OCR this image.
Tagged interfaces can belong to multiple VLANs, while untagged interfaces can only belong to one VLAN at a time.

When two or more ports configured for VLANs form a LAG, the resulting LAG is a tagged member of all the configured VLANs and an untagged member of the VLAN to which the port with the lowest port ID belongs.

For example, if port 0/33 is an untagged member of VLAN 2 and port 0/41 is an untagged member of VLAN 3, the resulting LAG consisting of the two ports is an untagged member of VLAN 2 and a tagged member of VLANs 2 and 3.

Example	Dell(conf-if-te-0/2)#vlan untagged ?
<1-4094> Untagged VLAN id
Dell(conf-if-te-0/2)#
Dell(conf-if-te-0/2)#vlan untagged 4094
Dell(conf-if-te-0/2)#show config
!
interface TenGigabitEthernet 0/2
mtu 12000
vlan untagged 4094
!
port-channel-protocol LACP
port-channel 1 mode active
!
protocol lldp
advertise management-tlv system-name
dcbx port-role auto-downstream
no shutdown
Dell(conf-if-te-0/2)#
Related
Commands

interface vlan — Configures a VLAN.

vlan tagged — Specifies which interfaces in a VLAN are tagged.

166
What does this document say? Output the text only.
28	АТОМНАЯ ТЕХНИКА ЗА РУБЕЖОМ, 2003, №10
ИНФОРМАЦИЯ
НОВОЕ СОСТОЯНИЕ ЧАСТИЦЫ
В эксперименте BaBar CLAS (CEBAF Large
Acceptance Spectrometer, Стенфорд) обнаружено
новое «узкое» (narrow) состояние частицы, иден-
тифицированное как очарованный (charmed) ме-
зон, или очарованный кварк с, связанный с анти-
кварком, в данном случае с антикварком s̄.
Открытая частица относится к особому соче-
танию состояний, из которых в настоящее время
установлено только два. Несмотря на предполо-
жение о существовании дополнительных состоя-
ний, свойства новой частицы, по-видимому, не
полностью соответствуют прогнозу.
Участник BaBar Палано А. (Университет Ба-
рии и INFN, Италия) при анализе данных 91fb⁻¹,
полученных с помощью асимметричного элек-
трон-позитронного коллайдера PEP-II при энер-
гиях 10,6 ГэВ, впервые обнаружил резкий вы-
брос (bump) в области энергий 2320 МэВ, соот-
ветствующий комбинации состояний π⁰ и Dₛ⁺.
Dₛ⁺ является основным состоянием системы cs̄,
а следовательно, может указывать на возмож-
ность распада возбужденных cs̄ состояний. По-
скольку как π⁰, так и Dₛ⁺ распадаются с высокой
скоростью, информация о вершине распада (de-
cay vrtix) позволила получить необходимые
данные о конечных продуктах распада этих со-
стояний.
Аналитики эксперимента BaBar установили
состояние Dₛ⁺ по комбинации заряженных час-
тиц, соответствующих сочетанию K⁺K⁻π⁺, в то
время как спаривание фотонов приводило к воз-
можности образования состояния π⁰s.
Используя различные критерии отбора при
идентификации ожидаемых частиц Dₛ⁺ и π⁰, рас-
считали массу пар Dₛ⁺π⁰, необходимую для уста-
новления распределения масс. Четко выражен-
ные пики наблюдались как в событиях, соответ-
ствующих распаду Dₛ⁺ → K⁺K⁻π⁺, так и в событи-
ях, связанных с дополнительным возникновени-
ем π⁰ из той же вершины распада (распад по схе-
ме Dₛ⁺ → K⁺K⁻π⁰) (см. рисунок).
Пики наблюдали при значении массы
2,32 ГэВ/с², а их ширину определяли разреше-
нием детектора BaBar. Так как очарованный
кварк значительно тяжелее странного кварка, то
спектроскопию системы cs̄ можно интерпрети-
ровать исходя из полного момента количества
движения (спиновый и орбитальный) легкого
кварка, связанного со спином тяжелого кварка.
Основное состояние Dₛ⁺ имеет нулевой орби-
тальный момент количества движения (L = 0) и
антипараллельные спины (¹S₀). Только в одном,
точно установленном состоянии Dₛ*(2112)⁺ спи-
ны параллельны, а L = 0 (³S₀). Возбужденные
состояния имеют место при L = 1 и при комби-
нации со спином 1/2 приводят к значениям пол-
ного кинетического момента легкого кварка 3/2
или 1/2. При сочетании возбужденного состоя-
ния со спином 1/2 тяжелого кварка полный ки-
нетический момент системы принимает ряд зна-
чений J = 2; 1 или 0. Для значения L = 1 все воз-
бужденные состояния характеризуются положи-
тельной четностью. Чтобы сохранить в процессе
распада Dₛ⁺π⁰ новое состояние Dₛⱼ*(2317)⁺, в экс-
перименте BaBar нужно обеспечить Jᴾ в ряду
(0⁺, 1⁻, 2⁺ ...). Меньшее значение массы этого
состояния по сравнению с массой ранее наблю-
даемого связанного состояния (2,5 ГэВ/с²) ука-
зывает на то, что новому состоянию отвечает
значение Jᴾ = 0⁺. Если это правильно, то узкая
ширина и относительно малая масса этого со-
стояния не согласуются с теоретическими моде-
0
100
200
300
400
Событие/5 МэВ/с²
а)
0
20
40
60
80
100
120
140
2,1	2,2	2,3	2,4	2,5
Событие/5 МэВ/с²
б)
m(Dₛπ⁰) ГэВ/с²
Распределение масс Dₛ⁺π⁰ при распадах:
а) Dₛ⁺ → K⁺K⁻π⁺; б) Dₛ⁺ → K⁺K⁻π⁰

=-=-=

**What you have to do:**
Extract all the entries word for word.

**Expected answer:**
OCR this image.
Tagged interfaces can belong to multiple VLANs, while untagged interfaces can only belong to one VLAN at a time.

When two or more ports configured for VLANs form a LAG, the resulting LAG is a tagged member of all the configured VLANs and an untagged member of the VLAN to which the port with the lowest port ID belongs.

For example, if port 0/33 is an untagged member of VLAN 2 and port 0/41 is an untagged member of VLAN 3, the resulting LAG consisting of the two ports is an untagged member of VLAN 2 and a tagged member of VLANs 2 and 3.

Example	Dell(conf-if-te-0/2)#vlan untagged ?
<1-4094> Untagged VLAN id
Dell(conf-if-te-0/2)#
Dell(conf-if-te-0/2)#vlan untagged 4094
Dell(conf-if-te-0/2)#show config
!
interface TenGigabitEthernet 0/2
mtu 12000
vlan untagged 4094
!
port-channel-protocol LACP
port-channel 1 mode active
!
protocol lldp
advertise management-tlv system-name
dcbx port-role auto-downstream
no shutdown
Dell(conf-if-te-0/2)#
Related
Commands

interface vlan — Configures a VLAN.

vlan tagged — Specifies which interfaces in a VLAN are tagged.

166
What does this document say? Output the text only.
28	АТОМНАЯ ТЕХНИКА ЗА РУБЕЖОМ, 2003, №10
ИНФОРМАЦИЯ
НОВОЕ СОСТОЯНИЕ ЧАСТИЦЫ
В эксперименте BaBar CLAS (CEBAF Large
Acceptance Spectrometer, Стенфорд) обнаружено
новое «узкое» (narrow) состояние частицы, иден-
тифицированное как очарованный (charmed) ме-
зон, или очарованный кварк с, связанный с анти-
кварком, в данном случае с антикварком s̄.
Открытая частица относится к особому соче-
танию состояний, из которых в настоящее время
установлено только два. Несмотря на предполо-
жение о существовании дополнительных состоя-
ний, свойства новой частицы, по-видимому, не
полностью соответствуют прогнозу.
Участник BaBar Палано А. (Университет Ба-
рии и INFN, Италия) при анализе данных 91fb⁻¹,
полученных с помощью асимметричного элек-
трон-позитронного коллайдера PEP-II при энер-
гиях 10,6 ГэВ, впервые обнаружил резкий вы-
брос (bump) в области энергий 2320 МэВ, соот-
ветствующий комбинации состояний π⁰ и Dₛ⁺.
Dₛ⁺ является основным состоянием системы cs̄,
а следовательно, может указывать на возмож-
ность распада возбужденных cs̄ состояний. По-
скольку как π⁰, так и Dₛ⁺ распадаются с высокой
скоростью, информация о вершине распада (de-
cay vrtix) позволила получить необходимые
данные о конечных продуктах распада этих со-
стояний.
Аналитики эксперимента BaBar установили
состояние Dₛ⁺ по комбинации заряженных час-
тиц, соответствующих сочетанию K⁺K⁻π⁺, в то
время как спаривание фотонов приводило к воз-
можности образования состояния π⁰s.
Используя различные критерии отбора при
идентификации ожидаемых частиц Dₛ⁺ и π⁰, рас-
считали массу пар Dₛ⁺π⁰, необходимую для уста-
новления распределения масс. Четко выражен-
ные пики наблюдались как в событиях, соответ-
ствующих распаду Dₛ⁺ → K⁺K⁻π⁺, так и в событи-
ях, связанных с дополнительным возникновени-
ем π⁰ из той же вершины распада (распад по схе-
ме Dₛ⁺ → K⁺K⁻π⁰) (см. рисунок).
Пики наблюдали при значении массы
2,32 ГэВ/с², а их ширину определяли разреше-
нием детектора BaBar. Так как очарованный
кварк значительно тяжелее странного кварка, то
спектроскопию системы cs̄ можно интерпрети-
ровать исходя из полного момента количества
движения (спиновый и орбитальный) легкого
кварка, связанного со спином тяжелого кварка.
Основное состояние Dₛ⁺ имеет нулевой орби-
тальный момент количества движения (L = 0) и
антипараллельные спины (¹S₀). Только в одном,
точно установленном состоянии Dₛ*(2112)⁺ спи-
ны параллельны, а L = 0 (³S₀). Возбужденные
состояния имеют место при L = 1 и при комби-
нации со спином 1/2 приводят к значениям пол-
ного кинетического момента легкого кварка 3/2
или 1/2. При сочетании возбужденного состоя-
ния со спином 1/2 тяжелого кварка полный ки-
нетический момент системы принимает ряд зна-
чений J = 2; 1 или 0. Для значения L = 1 все воз-
бужденные состояния характеризуются положи-
тельной четностью. Чтобы сохранить в процессе
распада Dₛ⁺π⁰ новое состояние Dₛⱼ*(2317)⁺, в экс-
перименте BaBar нужно обеспечить Jᴾ в ряду
(0⁺, 1⁻, 2⁺ ...). Меньшее значение массы этого
состояния по сравнению с массой ранее наблю-
даемого связанного состояния (2,5 ГэВ/с²) ука-
зывает на то, что новому состоянию отвечает
значение Jᴾ = 0⁺. Если это правильно, то узкая
ширина и относительно малая масса этого со-
стояния не согласуются с теоретическими моде-
0
100
200
300
400
Событие/5 МэВ/с²
а)
0
20
40
60
80
100
120
140
2,1	2,2	2,3	2,4	2,5
Событие/5 МэВ/с²
б)
m(Dₛπ⁰) ГэВ/с²
Распределение масс Dₛ⁺π⁰ при распадах:
а) Dₛ⁺ → K⁺K⁻π⁺; б) Dₛ⁺ → K⁺K⁻π⁰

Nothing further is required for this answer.